--- WRITTEN INSTRUCTION ---
Look through the lines of the material and count those containing "this". Give that count alone.

(Rows from a figure dataset)
● ● ● ● ● ● ●
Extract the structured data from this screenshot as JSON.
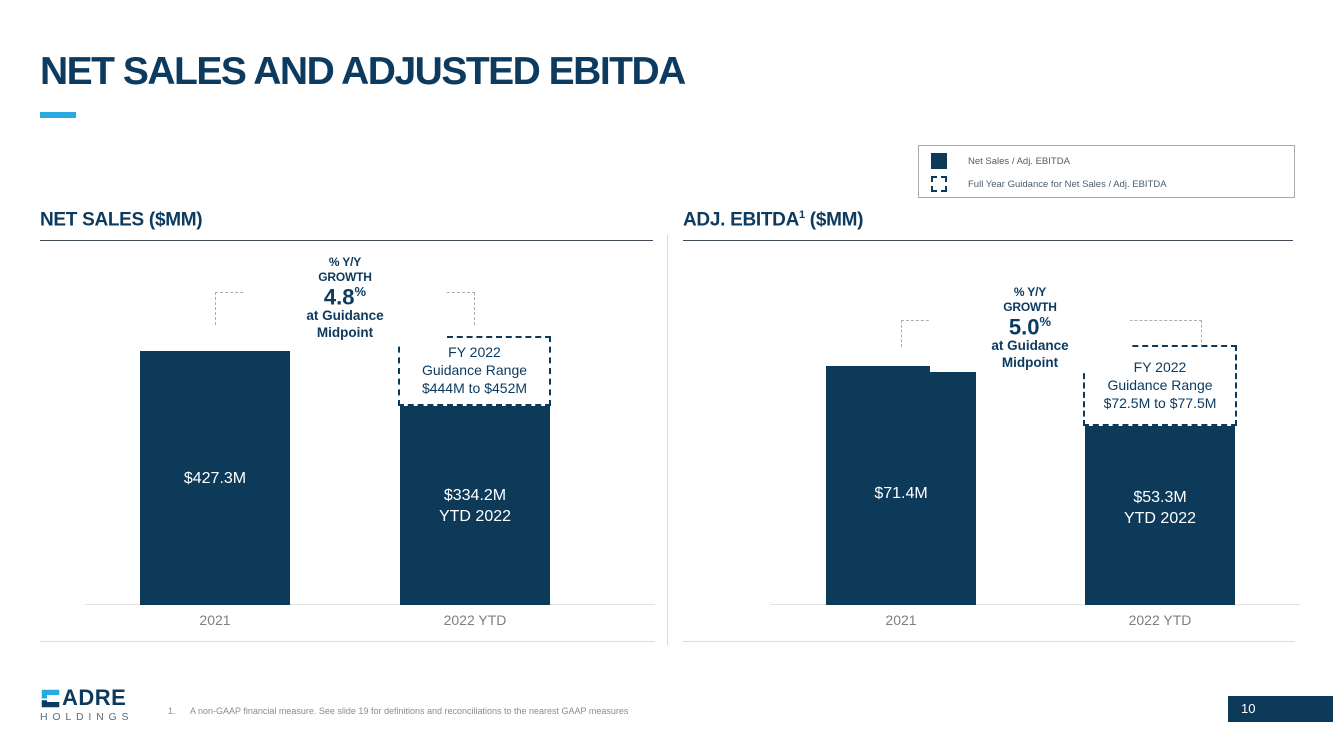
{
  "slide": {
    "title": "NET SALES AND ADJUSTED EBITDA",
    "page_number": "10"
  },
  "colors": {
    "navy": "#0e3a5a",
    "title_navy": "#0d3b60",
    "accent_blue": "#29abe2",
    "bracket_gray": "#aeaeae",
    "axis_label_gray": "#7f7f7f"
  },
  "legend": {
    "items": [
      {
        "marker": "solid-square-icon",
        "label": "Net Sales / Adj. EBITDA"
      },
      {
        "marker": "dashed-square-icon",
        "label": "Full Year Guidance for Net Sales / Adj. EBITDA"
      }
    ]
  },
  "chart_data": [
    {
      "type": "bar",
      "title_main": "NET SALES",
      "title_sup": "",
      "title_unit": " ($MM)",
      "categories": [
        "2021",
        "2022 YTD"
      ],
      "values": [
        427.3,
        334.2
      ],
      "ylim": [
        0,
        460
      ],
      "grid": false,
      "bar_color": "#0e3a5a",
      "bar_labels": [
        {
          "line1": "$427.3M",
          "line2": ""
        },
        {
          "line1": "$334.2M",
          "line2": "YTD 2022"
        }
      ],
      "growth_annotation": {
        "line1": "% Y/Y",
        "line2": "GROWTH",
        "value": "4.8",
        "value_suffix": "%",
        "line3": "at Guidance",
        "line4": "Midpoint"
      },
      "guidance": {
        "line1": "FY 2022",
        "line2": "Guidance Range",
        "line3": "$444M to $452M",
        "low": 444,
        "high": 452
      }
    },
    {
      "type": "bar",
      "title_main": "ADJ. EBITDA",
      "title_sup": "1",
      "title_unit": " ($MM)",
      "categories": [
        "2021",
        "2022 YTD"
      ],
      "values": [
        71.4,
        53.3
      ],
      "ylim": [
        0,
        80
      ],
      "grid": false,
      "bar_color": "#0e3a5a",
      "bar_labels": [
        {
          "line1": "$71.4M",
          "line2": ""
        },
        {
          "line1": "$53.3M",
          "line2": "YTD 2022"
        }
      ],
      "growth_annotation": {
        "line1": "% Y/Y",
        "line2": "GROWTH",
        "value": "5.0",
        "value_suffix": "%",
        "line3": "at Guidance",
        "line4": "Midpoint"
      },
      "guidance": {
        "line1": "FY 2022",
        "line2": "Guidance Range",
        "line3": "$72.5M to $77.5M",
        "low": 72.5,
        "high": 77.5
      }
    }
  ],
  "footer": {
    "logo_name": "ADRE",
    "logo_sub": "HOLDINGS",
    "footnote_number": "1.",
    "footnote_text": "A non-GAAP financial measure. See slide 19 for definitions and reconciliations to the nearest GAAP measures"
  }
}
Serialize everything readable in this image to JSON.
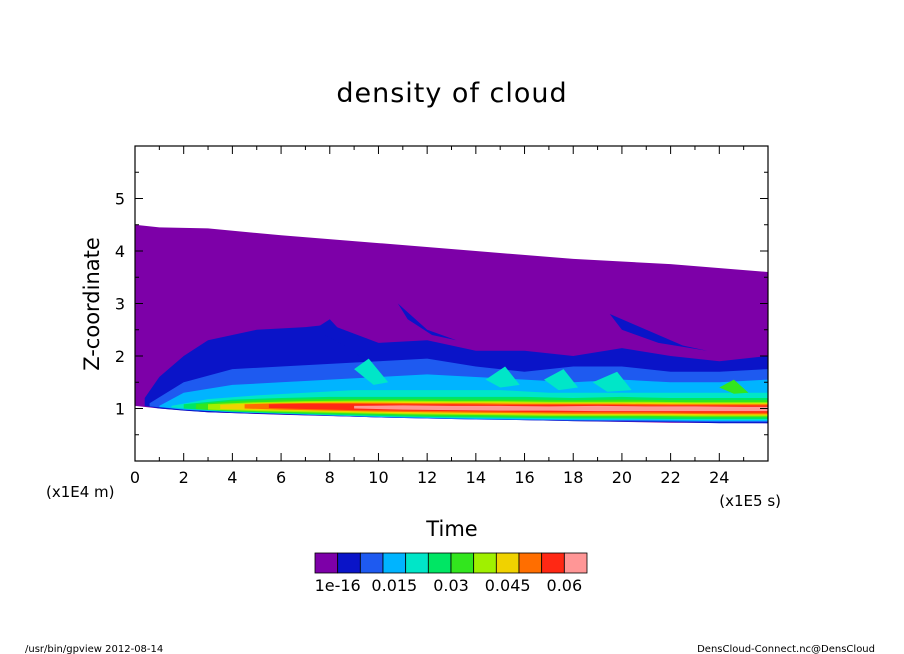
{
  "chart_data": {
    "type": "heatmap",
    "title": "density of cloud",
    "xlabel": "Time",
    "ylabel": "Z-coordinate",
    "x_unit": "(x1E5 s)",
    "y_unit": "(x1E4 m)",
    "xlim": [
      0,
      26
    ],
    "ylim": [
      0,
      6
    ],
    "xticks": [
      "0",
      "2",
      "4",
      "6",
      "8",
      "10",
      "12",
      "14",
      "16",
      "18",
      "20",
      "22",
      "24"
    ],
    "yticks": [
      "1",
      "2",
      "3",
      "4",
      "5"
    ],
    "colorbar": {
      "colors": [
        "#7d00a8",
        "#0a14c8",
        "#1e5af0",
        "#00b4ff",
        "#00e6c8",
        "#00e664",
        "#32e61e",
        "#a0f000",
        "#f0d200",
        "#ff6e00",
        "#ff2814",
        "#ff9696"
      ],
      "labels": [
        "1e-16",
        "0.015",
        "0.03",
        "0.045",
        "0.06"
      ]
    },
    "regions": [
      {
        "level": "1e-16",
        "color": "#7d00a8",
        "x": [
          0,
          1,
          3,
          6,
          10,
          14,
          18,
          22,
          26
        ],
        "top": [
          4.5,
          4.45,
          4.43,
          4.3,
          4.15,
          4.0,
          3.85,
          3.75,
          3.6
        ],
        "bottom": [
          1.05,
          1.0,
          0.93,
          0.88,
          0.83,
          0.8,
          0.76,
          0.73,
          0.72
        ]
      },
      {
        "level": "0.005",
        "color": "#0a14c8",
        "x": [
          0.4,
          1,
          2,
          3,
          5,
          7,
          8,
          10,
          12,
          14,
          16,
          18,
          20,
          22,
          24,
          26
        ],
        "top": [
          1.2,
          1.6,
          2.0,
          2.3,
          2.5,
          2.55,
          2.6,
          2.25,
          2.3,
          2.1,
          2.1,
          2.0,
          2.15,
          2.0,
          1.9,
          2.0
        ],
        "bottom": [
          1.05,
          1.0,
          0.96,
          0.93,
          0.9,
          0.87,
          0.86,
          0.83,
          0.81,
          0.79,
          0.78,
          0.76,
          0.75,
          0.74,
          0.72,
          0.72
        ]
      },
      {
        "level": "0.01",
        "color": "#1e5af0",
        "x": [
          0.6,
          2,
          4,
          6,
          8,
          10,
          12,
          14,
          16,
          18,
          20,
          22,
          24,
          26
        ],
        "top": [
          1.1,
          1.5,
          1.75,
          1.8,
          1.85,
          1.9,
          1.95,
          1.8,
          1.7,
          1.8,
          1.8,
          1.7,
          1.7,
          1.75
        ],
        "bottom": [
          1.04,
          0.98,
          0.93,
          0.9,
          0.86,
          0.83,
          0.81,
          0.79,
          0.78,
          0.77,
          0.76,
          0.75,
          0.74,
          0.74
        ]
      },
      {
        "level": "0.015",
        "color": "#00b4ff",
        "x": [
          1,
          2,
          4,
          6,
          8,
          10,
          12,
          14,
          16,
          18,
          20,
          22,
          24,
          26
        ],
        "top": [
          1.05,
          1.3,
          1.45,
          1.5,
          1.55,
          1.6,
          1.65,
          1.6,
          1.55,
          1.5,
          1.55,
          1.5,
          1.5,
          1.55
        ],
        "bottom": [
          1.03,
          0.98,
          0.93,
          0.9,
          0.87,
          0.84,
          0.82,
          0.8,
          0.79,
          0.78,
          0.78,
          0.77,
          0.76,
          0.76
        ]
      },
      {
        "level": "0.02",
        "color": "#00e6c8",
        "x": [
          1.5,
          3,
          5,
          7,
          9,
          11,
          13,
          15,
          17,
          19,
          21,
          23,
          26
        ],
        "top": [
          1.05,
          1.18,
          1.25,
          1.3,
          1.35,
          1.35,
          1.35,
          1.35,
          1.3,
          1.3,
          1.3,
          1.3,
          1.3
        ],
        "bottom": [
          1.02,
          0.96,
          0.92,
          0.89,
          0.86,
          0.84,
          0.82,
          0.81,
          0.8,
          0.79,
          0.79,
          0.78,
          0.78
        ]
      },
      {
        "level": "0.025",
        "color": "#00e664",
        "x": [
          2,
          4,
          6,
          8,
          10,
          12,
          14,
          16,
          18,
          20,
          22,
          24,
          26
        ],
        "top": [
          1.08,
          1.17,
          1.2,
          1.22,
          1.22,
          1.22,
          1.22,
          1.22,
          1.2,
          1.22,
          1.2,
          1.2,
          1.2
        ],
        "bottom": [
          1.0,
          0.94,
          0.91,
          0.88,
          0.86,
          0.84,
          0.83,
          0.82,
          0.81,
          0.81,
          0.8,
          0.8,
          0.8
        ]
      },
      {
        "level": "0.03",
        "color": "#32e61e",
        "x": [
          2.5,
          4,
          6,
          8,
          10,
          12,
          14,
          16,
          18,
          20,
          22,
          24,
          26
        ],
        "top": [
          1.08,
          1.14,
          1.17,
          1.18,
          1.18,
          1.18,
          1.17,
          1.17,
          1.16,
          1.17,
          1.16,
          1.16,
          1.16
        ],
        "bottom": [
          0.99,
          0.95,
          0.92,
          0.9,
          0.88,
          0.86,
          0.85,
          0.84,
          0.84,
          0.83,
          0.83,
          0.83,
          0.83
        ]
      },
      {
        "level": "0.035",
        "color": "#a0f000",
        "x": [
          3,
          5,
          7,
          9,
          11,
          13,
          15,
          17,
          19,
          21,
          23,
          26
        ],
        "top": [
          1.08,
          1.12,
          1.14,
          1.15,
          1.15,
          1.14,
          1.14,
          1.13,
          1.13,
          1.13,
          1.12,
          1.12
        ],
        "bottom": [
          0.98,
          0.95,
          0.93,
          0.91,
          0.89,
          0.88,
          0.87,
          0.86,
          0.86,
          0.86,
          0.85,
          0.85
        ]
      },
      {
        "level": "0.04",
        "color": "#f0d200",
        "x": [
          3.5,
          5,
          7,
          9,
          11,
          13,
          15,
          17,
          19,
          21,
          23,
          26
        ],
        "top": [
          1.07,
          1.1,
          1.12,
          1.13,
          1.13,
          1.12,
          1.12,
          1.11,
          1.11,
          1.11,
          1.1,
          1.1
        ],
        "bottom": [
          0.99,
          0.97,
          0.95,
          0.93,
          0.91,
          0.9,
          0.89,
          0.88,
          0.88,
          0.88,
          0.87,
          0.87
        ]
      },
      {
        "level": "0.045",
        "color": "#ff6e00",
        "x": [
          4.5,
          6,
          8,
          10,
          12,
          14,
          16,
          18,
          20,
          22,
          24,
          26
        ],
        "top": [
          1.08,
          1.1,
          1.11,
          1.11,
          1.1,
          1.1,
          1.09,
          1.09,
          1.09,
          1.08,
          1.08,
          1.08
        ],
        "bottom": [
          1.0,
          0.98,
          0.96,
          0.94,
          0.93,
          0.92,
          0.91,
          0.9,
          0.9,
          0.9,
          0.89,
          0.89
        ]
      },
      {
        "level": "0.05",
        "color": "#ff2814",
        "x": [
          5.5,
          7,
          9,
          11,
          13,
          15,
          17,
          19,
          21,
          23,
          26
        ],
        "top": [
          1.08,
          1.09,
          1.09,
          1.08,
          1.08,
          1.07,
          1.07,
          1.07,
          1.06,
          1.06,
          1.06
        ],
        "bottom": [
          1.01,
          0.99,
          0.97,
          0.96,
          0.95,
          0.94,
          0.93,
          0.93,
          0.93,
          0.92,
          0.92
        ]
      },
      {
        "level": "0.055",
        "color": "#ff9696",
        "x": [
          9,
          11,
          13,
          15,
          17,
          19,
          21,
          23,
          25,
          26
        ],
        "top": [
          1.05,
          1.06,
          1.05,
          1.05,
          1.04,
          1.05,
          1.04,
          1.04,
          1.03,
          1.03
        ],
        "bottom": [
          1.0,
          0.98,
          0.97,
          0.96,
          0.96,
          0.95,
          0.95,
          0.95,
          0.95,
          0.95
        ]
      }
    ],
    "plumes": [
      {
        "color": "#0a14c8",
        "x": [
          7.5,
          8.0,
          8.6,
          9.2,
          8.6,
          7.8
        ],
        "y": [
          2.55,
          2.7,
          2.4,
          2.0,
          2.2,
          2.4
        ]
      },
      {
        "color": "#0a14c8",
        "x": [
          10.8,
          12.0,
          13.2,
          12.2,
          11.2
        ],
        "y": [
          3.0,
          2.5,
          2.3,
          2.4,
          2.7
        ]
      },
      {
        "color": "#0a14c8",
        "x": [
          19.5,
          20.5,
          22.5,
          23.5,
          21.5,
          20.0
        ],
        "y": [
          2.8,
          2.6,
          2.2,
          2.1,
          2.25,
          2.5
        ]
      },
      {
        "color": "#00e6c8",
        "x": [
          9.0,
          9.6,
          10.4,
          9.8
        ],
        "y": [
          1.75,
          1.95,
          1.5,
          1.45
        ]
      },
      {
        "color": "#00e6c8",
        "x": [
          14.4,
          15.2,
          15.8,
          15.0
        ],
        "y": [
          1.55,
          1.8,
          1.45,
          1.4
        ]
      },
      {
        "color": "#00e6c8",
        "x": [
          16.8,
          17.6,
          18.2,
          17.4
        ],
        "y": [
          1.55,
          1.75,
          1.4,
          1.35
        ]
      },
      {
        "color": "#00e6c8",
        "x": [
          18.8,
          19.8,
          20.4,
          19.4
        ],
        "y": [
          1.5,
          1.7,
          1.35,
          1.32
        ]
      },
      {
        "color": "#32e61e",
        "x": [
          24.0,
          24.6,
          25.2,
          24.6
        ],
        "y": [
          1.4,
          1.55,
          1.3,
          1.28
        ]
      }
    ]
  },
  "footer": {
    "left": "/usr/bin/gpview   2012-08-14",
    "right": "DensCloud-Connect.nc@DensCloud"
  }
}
● ● ● ● ● ● ●
--- ANSWER TO THE EXERCISE ---
2